● **Record extracts**:
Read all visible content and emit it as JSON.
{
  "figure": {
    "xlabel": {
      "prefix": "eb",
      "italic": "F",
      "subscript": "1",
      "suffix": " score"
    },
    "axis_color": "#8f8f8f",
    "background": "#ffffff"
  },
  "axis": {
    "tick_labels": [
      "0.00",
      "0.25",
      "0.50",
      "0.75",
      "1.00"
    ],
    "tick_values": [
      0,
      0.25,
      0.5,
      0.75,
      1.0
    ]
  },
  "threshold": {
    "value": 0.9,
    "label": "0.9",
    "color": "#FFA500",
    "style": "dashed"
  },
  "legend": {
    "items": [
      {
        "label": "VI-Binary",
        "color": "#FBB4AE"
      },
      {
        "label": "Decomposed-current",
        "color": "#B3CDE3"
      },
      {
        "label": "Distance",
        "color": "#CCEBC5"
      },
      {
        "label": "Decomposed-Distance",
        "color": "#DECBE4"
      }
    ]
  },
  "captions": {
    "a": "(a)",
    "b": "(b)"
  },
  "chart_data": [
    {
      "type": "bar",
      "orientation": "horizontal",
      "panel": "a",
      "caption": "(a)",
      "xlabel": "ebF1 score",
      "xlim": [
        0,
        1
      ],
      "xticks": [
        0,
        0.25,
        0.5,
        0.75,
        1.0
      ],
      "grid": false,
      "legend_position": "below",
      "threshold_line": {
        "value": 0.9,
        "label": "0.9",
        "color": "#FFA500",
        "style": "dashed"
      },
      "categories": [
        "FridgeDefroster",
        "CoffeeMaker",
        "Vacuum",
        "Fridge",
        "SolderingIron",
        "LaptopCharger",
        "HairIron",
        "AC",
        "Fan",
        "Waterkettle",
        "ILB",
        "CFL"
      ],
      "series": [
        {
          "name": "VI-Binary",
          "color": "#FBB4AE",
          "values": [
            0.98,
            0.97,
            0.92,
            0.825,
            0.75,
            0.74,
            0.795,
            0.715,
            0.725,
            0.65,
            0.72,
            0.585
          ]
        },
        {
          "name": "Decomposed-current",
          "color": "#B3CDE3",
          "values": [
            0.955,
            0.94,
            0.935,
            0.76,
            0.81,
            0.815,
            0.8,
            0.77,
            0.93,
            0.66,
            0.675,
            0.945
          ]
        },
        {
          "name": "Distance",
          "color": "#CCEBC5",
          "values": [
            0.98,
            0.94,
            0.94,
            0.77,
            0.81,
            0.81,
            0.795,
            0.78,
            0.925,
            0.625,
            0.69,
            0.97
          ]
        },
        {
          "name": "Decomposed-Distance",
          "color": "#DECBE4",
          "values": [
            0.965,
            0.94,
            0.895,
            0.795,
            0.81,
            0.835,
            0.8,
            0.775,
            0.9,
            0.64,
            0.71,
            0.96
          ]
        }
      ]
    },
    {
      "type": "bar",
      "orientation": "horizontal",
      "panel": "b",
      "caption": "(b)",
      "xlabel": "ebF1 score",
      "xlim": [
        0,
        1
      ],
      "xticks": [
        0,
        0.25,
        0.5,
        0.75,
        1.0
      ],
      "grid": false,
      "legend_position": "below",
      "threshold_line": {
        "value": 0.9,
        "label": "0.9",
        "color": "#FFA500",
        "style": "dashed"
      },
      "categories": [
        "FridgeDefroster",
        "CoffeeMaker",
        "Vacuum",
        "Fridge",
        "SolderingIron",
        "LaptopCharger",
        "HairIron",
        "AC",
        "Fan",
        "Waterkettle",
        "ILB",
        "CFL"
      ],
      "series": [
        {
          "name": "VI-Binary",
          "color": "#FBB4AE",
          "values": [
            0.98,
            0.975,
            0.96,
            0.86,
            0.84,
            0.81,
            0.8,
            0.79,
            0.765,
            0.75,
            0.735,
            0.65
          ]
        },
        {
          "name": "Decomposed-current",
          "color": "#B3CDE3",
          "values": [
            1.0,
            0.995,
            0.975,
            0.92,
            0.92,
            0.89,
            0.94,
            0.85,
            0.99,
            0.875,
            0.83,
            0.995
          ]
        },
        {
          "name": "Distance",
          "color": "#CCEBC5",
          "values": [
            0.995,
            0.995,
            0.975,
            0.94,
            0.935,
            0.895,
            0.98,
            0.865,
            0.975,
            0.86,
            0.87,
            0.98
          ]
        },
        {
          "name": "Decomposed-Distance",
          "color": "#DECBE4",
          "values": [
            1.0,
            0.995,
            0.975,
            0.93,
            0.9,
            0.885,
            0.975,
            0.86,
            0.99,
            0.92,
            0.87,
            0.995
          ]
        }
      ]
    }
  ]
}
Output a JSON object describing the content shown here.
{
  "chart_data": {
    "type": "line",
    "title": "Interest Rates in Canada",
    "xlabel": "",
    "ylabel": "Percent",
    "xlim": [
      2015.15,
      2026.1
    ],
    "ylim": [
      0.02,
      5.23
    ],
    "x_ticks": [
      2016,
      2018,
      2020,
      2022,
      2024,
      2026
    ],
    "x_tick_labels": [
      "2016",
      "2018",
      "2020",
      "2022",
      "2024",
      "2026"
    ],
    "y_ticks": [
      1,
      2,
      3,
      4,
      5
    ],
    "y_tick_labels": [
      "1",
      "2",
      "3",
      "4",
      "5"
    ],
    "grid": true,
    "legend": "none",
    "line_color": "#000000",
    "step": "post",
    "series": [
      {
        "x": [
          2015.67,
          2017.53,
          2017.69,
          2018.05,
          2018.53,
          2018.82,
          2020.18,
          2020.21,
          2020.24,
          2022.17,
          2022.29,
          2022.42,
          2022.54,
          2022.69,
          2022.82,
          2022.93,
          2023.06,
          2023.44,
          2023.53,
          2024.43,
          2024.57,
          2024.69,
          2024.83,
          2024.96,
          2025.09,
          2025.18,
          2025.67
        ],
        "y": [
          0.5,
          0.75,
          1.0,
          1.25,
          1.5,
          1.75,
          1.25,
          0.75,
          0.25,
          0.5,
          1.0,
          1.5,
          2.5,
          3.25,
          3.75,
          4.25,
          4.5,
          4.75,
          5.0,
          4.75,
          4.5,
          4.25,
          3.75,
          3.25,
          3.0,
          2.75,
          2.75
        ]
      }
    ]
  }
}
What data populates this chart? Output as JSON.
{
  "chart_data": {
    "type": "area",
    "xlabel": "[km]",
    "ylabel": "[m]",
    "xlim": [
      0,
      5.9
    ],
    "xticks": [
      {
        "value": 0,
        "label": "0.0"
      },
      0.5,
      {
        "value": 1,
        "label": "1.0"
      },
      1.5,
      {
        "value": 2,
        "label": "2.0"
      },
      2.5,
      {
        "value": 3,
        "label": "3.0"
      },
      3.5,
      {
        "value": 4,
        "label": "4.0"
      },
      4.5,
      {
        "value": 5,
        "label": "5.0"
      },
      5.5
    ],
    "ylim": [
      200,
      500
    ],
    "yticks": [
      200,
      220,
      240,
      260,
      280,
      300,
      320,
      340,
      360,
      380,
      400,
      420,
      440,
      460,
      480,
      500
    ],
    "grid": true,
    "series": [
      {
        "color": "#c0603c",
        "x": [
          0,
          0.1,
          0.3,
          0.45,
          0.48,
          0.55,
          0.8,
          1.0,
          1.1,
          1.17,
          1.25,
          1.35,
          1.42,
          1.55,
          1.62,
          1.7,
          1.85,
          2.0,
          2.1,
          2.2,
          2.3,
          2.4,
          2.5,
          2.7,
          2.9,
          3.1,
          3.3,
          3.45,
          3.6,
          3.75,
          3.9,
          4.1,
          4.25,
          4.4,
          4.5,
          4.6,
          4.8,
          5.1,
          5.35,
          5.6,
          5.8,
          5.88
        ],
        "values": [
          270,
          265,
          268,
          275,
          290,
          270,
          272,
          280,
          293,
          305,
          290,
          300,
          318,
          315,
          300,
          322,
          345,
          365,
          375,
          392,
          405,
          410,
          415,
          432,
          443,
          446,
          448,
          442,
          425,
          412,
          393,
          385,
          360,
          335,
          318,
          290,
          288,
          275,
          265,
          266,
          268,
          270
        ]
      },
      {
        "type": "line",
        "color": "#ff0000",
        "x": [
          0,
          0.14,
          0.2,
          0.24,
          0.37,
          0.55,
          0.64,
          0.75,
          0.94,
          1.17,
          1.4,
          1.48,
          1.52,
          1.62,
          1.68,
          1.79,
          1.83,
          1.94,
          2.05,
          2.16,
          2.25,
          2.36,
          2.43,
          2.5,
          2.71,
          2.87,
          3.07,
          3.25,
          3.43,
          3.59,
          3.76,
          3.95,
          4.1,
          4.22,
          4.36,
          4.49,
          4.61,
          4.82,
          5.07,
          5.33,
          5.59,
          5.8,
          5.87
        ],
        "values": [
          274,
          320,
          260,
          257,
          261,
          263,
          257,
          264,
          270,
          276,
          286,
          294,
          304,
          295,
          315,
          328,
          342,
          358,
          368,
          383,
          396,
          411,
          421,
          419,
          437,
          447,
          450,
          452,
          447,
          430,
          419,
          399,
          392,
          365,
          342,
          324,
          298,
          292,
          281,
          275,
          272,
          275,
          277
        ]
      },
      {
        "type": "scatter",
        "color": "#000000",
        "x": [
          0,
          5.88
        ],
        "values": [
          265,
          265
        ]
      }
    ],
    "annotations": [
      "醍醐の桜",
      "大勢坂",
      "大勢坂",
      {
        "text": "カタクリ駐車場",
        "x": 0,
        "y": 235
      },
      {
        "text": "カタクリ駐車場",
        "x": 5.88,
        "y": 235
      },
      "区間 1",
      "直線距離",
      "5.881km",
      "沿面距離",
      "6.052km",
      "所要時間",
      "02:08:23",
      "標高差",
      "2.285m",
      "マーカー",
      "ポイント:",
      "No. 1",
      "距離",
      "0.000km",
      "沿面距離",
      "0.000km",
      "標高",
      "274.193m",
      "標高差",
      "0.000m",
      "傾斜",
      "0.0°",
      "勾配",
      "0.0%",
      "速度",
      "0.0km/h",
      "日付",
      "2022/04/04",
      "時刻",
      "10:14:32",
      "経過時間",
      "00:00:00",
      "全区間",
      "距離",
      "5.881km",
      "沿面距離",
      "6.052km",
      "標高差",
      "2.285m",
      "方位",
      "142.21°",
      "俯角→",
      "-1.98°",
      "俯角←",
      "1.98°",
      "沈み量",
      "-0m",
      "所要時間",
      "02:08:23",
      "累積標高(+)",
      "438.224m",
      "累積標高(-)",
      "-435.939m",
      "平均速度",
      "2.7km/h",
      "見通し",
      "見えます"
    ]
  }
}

● **What needs to be done**:
Return nothing except the number of lines that include the string "xlabel".

● **Result for this exercise**:
5